- _Goal 1_: Set out the records, from their first line through the line containing "482, 753, 579]", as a JSON list of strings with one string per line and no blank lines.

- _Excerpt_:
I grew up in two worlds: the multifaceted world of Harlem, where African American intellectuals, artists and professionals lived side by side with the black working people of many talents who had fled the South's lynching fields and led what’s called the “Great Migration” northward. The North was a place of continued struggle, to be sure, but also, hopefully, a place of greater opportunity.

 

My other world was Greenwich Village, where from ages 5 to 18 I spent most of every week in a cocoon of radicalism called The Little Red School House and Elisabeth Irwin High School.  These were the golden years of “progressive education.”  A handful of our extraordinarily gifted teachers were black – for example, the legendary Charity Bailey, who taught us folk songs in Yiddish, Spanish, French, you name it.   But many more were the children of a nearly bygone subset of European immigrants: socialist visionaries and revolutionaries.  Emerging from Little Red/E.I. – and even before I got “finished” at Sarah Lawrence – I thought I was the best educated person in town.

- _Available records_:
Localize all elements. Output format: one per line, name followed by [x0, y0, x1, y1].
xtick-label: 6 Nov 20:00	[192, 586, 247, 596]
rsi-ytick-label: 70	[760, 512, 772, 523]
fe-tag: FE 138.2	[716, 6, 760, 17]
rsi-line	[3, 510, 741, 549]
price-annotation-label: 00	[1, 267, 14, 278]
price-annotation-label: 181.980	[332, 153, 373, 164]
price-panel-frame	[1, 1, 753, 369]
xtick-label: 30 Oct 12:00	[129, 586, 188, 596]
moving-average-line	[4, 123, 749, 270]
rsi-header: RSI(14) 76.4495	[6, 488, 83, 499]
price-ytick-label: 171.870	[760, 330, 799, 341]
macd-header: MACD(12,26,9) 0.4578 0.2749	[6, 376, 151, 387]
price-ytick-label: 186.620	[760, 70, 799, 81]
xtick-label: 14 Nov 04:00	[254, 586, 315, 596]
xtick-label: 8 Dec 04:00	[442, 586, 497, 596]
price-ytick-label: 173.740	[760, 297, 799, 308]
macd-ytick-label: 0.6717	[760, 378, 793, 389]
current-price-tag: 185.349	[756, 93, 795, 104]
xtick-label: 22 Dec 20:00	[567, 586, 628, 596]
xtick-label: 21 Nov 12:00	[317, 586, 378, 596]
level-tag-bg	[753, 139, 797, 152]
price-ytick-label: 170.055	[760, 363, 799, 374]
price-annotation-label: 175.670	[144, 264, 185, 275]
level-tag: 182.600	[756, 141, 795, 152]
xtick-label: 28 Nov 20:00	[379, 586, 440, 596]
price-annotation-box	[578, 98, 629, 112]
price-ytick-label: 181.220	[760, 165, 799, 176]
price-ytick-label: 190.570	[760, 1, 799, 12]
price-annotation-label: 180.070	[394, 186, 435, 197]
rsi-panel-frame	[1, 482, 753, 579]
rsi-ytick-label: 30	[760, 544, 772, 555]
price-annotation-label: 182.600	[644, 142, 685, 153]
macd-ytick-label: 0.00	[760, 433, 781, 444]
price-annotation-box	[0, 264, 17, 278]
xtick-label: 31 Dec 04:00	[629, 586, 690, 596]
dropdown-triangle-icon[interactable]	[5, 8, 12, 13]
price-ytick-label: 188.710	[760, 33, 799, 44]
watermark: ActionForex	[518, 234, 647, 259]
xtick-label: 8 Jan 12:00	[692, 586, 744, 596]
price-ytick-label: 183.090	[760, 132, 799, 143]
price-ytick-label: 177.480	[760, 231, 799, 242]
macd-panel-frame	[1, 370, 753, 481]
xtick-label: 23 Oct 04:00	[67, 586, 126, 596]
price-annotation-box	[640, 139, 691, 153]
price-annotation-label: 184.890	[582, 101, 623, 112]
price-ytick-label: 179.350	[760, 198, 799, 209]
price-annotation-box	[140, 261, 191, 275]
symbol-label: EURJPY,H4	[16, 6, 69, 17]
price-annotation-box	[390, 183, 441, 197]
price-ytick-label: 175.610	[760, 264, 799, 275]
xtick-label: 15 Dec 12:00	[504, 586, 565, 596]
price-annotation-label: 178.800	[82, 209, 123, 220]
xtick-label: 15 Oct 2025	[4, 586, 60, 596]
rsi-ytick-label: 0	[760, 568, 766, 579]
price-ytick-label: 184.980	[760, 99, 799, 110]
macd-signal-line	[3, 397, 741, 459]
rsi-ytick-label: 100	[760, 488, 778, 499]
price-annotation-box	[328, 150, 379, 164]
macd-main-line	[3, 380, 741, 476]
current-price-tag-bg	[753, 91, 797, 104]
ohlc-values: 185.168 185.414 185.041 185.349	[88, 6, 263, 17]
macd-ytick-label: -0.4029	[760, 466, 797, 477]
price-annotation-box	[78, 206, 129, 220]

- _Goal 2_: Carry on the passage about growing up in Harlem and Greenwich Village, starting after its last sentence.

- _Result 1_:
[
  "Localize all elements. Output format: one per line, name followed by [x0, y0, x1, y1].",
  "xtick-label: 6 Nov 20:00\t[192, 586, 247, 596]",
  "rsi-ytick-label: 70\t[760, 512, 772, 523]",
  "fe-tag: FE 138.2\t[716, 6, 760, 17]",
  "rsi-line\t[3, 510, 741, 549]",
  "price-annotation-label: 00\t[1, 267, 14, 278]",
  "price-annotation-label: 181.980\t[332, 153, 373, 164]",
  "price-panel-frame\t[1, 1, 753, 369]",
  "xtick-label: 30 Oct 12:00\t[129, 586, 188, 596]",
  "moving-average-line\t[4, 123, 749, 270]",
  "rsi-header: RSI(14) 76.4495\t[6, 488, 83, 499]",
  "price-ytick-label: 171.870\t[760, 330, 799, 341]",
  "macd-header: MACD(12,26,9) 0.4578 0.2749\t[6, 376, 151, 387]",
  "price-ytick-label: 186.620\t[760, 70, 799, 81]",
  "xtick-label: 14 Nov 04:00\t[254, 586, 315, 596]",
  "xtick-label: 8 Dec 04:00\t[442, 586, 497, 596]",
  "price-ytick-label: 173.740\t[760, 297, 799, 308]",
  "macd-ytick-label: 0.6717\t[760, 378, 793, 389]",
  "current-price-tag: 185.349\t[756, 93, 795, 104]",
  "xtick-label: 22 Dec 20:00\t[567, 586, 628, 596]",
  "xtick-label: 21 Nov 12:00\t[317, 586, 378, 596]",
  "level-tag-bg\t[753, 139, 797, 152]",
  "price-ytick-label: 170.055\t[760, 363, 799, 374]",
  "price-annotation-label: 175.670\t[144, 264, 185, 275]",
  "level-tag: 182.600\t[756, 141, 795, 152]",
  "xtick-label: 28 Nov 20:00\t[379, 586, 440, 596]",
  "price-annotation-box\t[578, 98, 629, 112]",
  "price-ytick-label: 181.220\t[760, 165, 799, 176]",
  "price-ytick-label: 190.570\t[760, 1, 799, 12]",
  "price-annotation-label: 180.070\t[394, 186, 435, 197]",
  "rsi-panel-frame\t[1, 482, 753, 579]"
]

- _Result 2_:
 

At a women’s college in the ‘50s, the M.R.S. degree still loomed large for most, though not for me.  This classmate wanted to wed a doctor, that one a businessman or lawyer.  I wouldn’t marry until I was at least 30, I said, after going to Paris to write.  And if I did marry, he would be an architect – my idea of the perfectly balanced man: earthbound and practical (after all, the buildings have to stand up) and on the other hand, arty and a dreamer.  A year after graduation, I met Max.  Chuckling, Tom Dent told beret-wearing, French-speaking Max: “I know you’re gonna hit it off with this woman 'cause she’s as phony as you are.”  Weeks into our courtship, I decided he had passed what for me was THE most important test: He wasn’t just smart, he was smarter than I was … or so I felt at the time.

 

After several months, I proposed.  His reaction was classic Max: “Marriage….” he said, to no one in particular, “that’s a big move, putting your life together with another person.  I mean, you’re a full grown, developed human being even if you do wear little bitty clothes.” I took that as a "yes."

 

The point of the above summary is this: Max was the world’s foremost practitioner of unconditional love. I was a piece of work, definitely not your day at the beach. Yet he embraced all of who I was -- not without complaint or challenge -- but those things always within the context of his irrevocable love and respect.  He parented our children the same way and never in 48 years gave us a moment’s doubt that he was totally committed to our family.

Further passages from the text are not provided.